Raw records
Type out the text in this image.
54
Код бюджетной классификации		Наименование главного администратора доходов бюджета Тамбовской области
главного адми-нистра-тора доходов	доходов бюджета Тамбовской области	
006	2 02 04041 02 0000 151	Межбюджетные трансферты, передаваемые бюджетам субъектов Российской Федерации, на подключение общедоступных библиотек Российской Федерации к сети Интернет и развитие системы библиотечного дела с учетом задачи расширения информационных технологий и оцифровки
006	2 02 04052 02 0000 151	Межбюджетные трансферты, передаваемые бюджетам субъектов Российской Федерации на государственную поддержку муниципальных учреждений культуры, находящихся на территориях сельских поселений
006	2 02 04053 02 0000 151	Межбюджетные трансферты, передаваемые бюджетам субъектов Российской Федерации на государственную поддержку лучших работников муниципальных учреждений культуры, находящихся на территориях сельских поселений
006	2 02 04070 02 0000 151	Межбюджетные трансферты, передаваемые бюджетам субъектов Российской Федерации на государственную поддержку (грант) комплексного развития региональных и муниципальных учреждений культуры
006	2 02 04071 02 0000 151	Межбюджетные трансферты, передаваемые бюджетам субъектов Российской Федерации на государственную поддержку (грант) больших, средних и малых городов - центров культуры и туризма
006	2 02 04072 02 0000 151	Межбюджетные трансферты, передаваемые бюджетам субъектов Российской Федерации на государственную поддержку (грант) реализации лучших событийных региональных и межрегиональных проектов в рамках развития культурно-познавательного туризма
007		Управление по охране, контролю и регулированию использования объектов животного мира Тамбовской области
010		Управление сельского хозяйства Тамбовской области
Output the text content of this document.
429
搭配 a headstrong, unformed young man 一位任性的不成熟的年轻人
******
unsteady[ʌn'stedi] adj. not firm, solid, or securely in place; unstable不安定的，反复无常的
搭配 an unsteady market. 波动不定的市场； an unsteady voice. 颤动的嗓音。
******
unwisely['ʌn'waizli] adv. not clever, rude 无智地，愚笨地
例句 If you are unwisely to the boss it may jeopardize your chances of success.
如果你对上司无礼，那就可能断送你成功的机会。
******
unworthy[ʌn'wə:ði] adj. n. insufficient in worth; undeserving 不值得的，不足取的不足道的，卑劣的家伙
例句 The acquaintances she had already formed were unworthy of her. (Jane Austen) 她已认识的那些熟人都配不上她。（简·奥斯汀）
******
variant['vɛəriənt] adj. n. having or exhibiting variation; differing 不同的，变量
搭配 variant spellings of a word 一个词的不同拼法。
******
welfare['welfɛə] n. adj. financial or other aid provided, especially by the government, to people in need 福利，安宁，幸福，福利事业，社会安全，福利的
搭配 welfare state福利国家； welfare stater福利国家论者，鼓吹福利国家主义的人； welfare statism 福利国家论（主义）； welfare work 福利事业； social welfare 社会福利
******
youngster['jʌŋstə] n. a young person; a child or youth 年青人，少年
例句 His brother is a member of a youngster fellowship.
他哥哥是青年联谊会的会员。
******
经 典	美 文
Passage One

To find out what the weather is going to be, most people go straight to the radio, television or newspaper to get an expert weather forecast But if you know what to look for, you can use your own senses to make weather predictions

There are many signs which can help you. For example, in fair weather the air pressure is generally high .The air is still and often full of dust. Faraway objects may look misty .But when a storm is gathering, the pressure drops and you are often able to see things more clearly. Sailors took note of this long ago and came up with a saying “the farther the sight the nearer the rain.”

Direction: Write out the whole listing again, exactly as it stands.

Completed exercise:
Type out the text in this image.
54
Код бюджетной классификации		Наименование главного администратора доходов бюджета Тамбовской области
главного адми-нистра-тора доходов	доходов бюджета Тамбовской области	
006	2 02 04041 02 0000 151	Межбюджетные трансферты, передаваемые бюджетам субъектов Российской Федерации, на подключение общедоступных библиотек Российской Федерации к сети Интернет и развитие системы библиотечного дела с учетом задачи расширения информационных технологий и оцифровки
006	2 02 04052 02 0000 151	Межбюджетные трансферты, передаваемые бюджетам субъектов Российской Федерации на государственную поддержку муниципальных учреждений культуры, находящихся на территориях сельских поселений
006	2 02 04053 02 0000 151	Межбюджетные трансферты, передаваемые бюджетам субъектов Российской Федерации на государственную поддержку лучших работников муниципальных учреждений культуры, находящихся на территориях сельских поселений
006	2 02 04070 02 0000 151	Межбюджетные трансферты, передаваемые бюджетам субъектов Российской Федерации на государственную поддержку (грант) комплексного развития региональных и муниципальных учреждений культуры
006	2 02 04071 02 0000 151	Межбюджетные трансферты, передаваемые бюджетам субъектов Российской Федерации на государственную поддержку (грант) больших, средних и малых городов - центров культуры и туризма
006	2 02 04072 02 0000 151	Межбюджетные трансферты, передаваемые бюджетам субъектов Российской Федерации на государственную поддержку (грант) реализации лучших событийных региональных и межрегиональных проектов в рамках развития культурно-познавательного туризма
007		Управление по охране, контролю и регулированию использования объектов животного мира Тамбовской области
010		Управление сельского хозяйства Тамбовской области
Output the text content of this document.
429
搭配 a headstrong, unformed young man 一位任性的不成熟的年轻人
******
unsteady[ʌn'stedi] adj. not firm, solid, or securely in place; unstable不安定的，反复无常的
搭配 an unsteady market. 波动不定的市场； an unsteady voice. 颤动的嗓音。
******
unwisely['ʌn'waizli] adv. not clever, rude 无智地，愚笨地
例句 If you are unwisely to the boss it may jeopardize your chances of success.
如果你对上司无礼，那就可能断送你成功的机会。
******
unworthy[ʌn'wə:ði] adj. n. insufficient in worth; undeserving 不值得的，不足取的不足道的，卑劣的家伙
例句 The acquaintances she had already formed were unworthy of her. (Jane Austen) 她已认识的那些熟人都配不上她。（简·奥斯汀）
******
variant['vɛəriənt] adj. n. having or exhibiting variation; differing 不同的，变量
搭配 variant spellings of a word 一个词的不同拼法。
******
welfare['welfɛə] n. adj. financial or other aid provided, especially by the government, to people in need 福利，安宁，幸福，福利事业，社会安全，福利的
搭配 welfare state福利国家； welfare stater福利国家论者，鼓吹福利国家主义的人； welfare statism 福利国家论（主义）； welfare work 福利事业； social welfare 社会福利
******
youngster['jʌŋstə] n. a young person; a child or youth 年青人，少年
例句 His brother is a member of a youngster fellowship.
他哥哥是青年联谊会的会员。
******
经 典	美 文
Passage One

To find out what the weather is going to be, most people go straight to the radio, television or newspaper to get an expert weather forecast But if you know what to look for, you can use your own senses to make weather predictions

There are many signs which can help you. For example, in fair weather the air pressure is generally high .The air is still and often full of dust. Faraway objects may look misty .But when a storm is gathering, the pressure drops and you are often able to see things more clearly. Sailors took note of this long ago and came up with a saying “the farther the sight the nearer the rain.”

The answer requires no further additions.